%%
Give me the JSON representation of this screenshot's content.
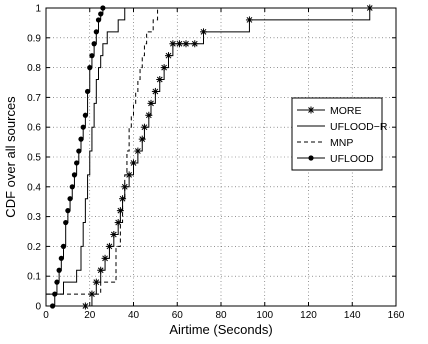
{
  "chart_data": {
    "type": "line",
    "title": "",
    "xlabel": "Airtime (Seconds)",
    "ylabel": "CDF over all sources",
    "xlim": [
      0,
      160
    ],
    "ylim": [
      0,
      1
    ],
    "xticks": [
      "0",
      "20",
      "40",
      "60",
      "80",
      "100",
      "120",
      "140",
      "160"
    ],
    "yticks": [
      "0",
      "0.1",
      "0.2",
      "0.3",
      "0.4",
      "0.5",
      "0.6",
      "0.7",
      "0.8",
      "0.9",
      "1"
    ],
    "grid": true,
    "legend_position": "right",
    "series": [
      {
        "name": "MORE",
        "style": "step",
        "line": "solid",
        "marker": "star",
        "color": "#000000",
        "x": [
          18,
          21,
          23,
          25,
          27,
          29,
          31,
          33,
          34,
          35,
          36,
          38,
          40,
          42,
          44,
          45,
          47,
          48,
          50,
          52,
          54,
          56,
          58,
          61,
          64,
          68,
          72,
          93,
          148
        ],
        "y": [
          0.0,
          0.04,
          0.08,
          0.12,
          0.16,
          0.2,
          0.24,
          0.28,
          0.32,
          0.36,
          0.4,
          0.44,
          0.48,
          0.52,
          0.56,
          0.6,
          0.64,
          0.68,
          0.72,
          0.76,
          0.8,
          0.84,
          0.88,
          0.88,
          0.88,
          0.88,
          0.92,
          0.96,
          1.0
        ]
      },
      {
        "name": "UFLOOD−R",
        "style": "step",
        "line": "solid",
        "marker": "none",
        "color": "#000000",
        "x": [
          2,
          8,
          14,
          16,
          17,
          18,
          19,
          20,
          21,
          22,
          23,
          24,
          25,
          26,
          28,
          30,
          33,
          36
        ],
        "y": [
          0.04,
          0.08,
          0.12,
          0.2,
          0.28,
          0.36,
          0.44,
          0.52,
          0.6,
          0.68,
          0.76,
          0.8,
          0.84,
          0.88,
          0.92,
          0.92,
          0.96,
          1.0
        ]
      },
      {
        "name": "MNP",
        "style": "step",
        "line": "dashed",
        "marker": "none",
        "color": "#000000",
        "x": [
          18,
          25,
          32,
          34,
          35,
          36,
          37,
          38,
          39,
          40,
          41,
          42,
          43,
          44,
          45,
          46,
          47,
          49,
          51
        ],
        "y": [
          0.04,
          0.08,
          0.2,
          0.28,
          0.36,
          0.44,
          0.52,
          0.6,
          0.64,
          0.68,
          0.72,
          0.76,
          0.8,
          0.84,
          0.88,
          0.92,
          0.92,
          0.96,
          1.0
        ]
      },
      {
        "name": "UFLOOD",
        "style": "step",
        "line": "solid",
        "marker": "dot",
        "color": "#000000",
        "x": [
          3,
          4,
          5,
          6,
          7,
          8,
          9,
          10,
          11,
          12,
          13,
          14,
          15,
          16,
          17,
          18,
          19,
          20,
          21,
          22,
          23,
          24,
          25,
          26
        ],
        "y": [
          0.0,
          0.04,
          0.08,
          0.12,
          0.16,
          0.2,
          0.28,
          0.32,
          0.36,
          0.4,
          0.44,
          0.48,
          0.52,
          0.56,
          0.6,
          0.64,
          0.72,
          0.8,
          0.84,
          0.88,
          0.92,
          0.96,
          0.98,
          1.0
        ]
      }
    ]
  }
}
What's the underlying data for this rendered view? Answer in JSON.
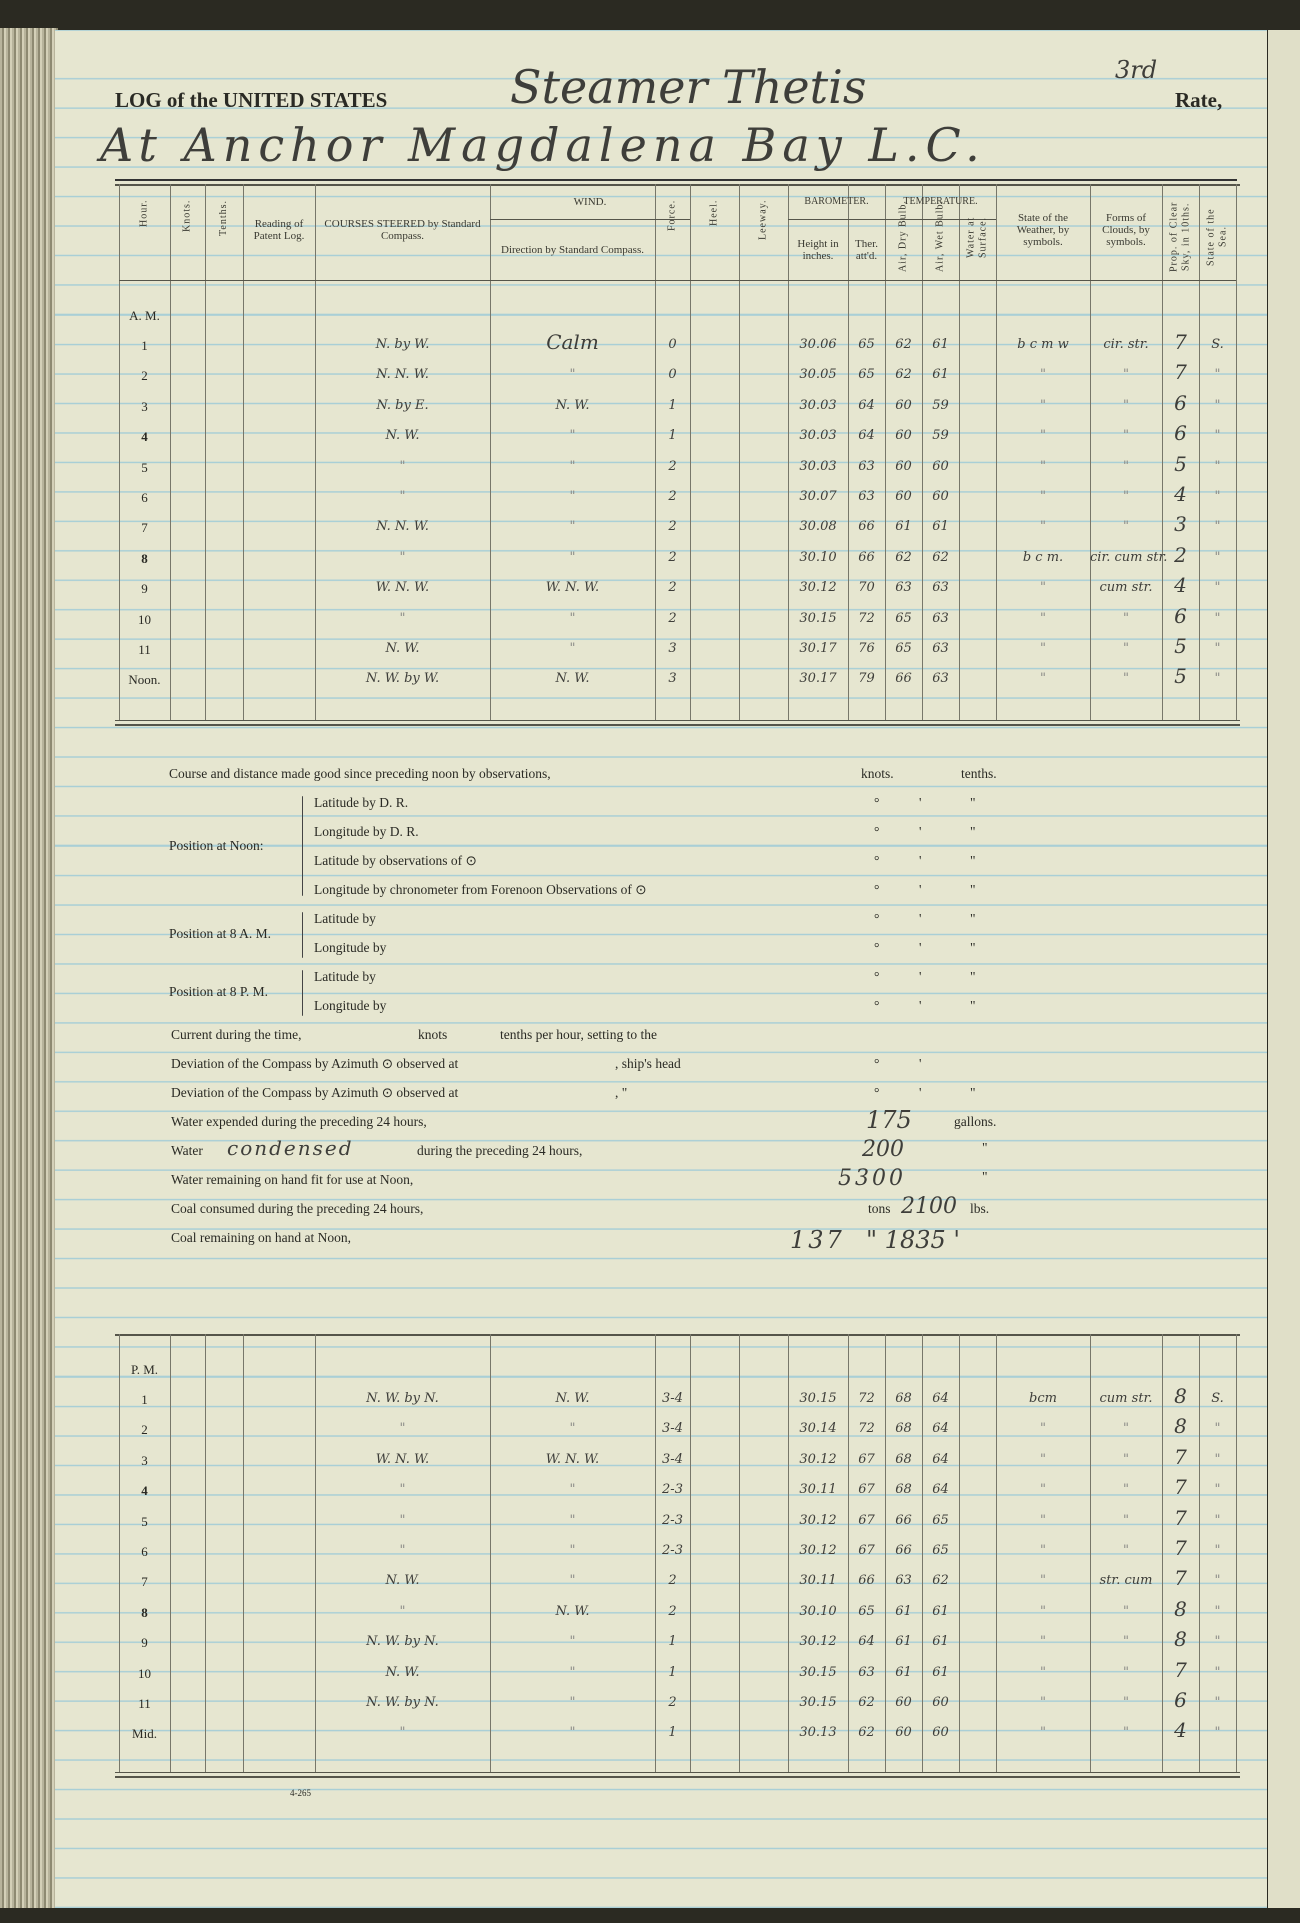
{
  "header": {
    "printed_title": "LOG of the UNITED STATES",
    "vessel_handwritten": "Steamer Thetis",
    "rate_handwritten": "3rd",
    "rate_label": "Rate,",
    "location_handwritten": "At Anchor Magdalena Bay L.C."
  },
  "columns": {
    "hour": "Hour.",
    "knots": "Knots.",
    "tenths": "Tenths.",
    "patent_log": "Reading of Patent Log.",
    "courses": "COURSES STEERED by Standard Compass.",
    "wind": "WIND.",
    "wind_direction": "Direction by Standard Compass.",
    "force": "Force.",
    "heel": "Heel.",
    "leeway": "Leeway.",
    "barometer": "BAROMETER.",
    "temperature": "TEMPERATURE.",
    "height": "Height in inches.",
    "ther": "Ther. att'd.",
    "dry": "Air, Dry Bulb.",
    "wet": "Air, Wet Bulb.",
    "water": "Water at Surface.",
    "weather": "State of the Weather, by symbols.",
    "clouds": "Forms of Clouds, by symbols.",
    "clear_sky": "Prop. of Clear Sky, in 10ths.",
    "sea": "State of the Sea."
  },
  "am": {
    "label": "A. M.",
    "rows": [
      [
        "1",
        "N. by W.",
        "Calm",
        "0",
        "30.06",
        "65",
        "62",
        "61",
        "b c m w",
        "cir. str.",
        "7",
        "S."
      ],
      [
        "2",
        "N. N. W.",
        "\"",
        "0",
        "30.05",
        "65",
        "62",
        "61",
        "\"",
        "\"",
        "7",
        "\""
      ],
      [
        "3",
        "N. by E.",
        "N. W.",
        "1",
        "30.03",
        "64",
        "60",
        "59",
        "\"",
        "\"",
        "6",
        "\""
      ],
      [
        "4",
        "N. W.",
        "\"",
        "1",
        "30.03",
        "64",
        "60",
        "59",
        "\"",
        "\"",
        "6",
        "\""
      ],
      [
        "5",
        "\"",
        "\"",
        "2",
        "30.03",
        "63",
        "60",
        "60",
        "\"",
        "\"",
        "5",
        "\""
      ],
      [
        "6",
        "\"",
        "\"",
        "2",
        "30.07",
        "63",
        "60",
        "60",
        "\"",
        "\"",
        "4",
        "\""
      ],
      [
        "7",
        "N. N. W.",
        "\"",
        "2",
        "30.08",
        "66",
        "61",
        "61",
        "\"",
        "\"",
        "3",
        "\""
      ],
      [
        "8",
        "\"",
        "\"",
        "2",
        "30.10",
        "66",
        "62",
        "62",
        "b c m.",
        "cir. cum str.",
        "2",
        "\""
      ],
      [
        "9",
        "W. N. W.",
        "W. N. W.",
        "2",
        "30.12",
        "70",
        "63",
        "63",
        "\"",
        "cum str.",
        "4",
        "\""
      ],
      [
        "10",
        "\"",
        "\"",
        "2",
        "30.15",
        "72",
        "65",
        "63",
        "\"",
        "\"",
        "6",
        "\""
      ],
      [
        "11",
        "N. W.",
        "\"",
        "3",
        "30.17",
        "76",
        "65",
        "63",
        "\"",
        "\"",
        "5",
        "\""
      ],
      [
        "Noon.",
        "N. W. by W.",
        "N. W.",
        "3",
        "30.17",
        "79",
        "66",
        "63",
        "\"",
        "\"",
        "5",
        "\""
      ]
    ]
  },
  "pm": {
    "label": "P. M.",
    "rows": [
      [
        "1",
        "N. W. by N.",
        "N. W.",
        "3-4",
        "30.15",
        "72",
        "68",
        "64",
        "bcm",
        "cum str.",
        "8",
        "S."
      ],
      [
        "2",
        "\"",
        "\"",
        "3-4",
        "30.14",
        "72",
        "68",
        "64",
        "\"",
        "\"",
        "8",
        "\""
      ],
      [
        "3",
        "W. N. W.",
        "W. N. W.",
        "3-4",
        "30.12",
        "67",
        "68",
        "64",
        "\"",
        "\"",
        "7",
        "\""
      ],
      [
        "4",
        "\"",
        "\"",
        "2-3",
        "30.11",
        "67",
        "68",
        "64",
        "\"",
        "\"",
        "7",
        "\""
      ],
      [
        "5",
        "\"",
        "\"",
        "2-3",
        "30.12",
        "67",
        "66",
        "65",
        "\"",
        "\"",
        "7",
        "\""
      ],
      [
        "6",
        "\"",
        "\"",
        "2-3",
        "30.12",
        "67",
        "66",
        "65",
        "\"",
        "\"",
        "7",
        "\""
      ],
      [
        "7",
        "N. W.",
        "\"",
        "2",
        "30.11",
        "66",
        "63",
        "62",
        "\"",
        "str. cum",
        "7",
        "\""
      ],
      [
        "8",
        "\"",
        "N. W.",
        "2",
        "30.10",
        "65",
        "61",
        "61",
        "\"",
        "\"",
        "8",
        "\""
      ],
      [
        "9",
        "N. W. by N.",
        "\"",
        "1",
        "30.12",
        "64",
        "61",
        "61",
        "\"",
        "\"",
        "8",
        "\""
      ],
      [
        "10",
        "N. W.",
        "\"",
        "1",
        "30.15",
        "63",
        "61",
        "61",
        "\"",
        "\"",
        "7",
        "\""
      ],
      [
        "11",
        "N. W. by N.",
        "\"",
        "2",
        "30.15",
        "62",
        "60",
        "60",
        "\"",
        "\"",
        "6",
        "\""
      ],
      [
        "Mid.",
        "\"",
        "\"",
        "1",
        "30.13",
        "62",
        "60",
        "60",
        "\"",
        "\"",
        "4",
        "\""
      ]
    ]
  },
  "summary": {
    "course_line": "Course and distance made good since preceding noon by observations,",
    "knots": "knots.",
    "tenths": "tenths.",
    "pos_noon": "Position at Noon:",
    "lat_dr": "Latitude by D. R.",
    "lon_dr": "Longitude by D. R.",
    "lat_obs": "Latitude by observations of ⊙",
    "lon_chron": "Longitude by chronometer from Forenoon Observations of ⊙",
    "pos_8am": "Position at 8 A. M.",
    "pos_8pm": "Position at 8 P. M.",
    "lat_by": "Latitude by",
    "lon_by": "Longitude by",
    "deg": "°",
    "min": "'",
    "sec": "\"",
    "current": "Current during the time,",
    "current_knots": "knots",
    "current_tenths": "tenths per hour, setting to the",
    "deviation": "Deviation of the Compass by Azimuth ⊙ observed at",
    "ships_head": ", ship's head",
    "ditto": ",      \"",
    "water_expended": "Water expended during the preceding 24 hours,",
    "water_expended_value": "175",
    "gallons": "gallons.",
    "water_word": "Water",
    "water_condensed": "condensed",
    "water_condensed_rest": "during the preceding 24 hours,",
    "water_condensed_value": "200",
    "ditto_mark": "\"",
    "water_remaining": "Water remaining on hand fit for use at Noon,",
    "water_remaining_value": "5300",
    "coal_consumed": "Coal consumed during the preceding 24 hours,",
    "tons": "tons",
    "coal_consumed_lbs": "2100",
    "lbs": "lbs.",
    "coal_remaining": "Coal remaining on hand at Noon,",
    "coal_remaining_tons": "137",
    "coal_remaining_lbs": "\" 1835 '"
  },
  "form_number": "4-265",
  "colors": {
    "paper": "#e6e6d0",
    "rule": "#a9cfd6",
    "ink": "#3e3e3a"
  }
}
%%
• _EXERCISE DESCRIPTION_
Return each line of the data that contains the string "this".

• _WRITTEN ANSWER_
Give me the JSON representation of this screenshot's content.
What's the underlying data for this rendered view? Answer in JSON.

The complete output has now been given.